▶ **WORK TO COMPLETE**:
Where a line holds the string "Dernière", return that line.
......
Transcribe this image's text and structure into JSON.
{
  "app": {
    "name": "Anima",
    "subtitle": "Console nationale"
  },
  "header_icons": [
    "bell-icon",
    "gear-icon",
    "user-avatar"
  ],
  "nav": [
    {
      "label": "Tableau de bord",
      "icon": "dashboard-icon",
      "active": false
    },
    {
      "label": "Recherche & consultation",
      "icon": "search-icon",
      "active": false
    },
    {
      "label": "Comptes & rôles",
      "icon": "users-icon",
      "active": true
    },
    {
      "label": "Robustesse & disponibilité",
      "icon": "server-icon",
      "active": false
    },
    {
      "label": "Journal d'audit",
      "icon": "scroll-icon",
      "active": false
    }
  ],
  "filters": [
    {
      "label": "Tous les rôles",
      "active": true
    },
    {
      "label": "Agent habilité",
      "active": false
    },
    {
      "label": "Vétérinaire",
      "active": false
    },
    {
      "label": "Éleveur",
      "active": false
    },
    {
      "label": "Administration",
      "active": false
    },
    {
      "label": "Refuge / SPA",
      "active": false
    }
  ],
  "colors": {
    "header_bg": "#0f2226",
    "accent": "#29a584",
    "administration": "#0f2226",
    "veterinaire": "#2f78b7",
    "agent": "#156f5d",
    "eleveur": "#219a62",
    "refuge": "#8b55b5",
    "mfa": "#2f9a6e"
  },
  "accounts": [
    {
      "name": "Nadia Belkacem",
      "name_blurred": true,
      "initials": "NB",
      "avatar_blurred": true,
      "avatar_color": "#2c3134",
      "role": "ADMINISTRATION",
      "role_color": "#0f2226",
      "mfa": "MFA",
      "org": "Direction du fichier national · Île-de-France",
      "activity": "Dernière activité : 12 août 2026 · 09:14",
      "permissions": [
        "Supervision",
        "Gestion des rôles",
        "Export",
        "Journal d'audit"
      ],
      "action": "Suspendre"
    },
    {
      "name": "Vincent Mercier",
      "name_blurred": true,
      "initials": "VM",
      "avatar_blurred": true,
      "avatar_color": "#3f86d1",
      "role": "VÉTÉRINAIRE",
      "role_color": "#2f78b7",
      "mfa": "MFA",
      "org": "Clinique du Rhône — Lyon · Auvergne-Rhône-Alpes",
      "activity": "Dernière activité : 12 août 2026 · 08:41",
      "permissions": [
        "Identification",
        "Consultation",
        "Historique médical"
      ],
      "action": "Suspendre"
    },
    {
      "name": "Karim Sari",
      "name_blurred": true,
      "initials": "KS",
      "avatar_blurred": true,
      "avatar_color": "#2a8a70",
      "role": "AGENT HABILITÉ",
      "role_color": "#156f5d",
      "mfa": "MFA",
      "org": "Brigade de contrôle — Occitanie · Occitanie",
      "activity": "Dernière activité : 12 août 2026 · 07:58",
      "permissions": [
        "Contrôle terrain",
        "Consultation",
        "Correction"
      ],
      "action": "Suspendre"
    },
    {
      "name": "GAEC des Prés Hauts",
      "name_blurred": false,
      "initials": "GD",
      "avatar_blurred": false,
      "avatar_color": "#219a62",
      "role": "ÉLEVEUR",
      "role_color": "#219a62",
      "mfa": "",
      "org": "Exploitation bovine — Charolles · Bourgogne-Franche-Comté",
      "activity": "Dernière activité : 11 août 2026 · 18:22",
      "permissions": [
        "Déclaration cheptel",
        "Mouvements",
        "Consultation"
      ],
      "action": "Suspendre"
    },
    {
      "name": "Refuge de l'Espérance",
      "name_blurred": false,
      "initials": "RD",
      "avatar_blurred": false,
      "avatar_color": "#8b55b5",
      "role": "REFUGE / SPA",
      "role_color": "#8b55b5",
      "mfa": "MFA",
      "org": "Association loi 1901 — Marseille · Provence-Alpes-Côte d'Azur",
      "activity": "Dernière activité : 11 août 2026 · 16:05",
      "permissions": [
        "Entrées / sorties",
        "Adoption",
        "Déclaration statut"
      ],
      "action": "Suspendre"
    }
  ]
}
......
▶ **EXERCISE RESULT**:
      "activity": "Dernière activité : 12 août 2026 · 09:14",
      "activity": "Dernière activité : 12 août 2026 · 08:41",
      "activity": "Dernière activité : 12 août 2026 · 07:58",
      "activity": "Dernière activité : 11 août 2026 · 18:22",
      "activity": "Dernière activité : 11 août 2026 · 16:05",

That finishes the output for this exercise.